Provided entries:
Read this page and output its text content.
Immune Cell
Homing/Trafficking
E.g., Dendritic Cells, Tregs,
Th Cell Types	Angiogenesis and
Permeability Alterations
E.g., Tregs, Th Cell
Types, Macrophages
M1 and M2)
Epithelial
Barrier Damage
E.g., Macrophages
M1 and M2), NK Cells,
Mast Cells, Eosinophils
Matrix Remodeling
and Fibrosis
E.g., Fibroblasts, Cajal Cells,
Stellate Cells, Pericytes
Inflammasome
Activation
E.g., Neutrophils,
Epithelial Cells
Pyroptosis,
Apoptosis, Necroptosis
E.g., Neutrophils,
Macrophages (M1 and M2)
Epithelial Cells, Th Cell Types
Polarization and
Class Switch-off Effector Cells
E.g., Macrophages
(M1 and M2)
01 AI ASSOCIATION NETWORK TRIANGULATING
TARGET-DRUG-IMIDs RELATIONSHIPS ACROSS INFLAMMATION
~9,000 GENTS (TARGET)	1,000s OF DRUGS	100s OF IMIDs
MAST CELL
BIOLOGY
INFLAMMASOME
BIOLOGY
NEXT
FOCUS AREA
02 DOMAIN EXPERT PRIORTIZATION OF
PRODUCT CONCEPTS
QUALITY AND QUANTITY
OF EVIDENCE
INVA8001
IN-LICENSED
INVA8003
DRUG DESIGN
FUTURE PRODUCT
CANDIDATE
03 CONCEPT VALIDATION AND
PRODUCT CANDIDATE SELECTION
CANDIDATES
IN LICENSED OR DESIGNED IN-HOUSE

Required work: Restate the data word for word.

Result of the task:
Read this page and output its text content.
Immune Cell
Homing/Trafficking
E.g., Dendritic Cells, Tregs,
Th Cell Types	Angiogenesis and
Permeability Alterations
E.g., Tregs, Th Cell
Types, Macrophages
M1 and M2)
Epithelial
Barrier Damage
E.g., Macrophages
M1 and M2), NK Cells,
Mast Cells, Eosinophils
Matrix Remodeling
and Fibrosis
E.g., Fibroblasts, Cajal Cells,
Stellate Cells, Pericytes
Inflammasome
Activation
E.g., Neutrophils,
Epithelial Cells
Pyroptosis,
Apoptosis, Necroptosis
E.g., Neutrophils,
Macrophages (M1 and M2)
Epithelial Cells, Th Cell Types
Polarization and
Class Switch-off Effector Cells
E.g., Macrophages
(M1 and M2)
01 AI ASSOCIATION NETWORK TRIANGULATING
TARGET-DRUG-IMIDs RELATIONSHIPS ACROSS INFLAMMATION
~9,000 GENTS (TARGET)	1,000s OF DRUGS	100s OF IMIDs
MAST CELL
BIOLOGY
INFLAMMASOME
BIOLOGY
NEXT
FOCUS AREA
02 DOMAIN EXPERT PRIORTIZATION OF
PRODUCT CONCEPTS
QUALITY AND QUANTITY
OF EVIDENCE
INVA8001
IN-LICENSED
INVA8003
DRUG DESIGN
FUTURE PRODUCT
CANDIDATE
03 CONCEPT VALIDATION AND
PRODUCT CANDIDATE SELECTION
CANDIDATES
IN LICENSED OR DESIGNED IN-HOUSE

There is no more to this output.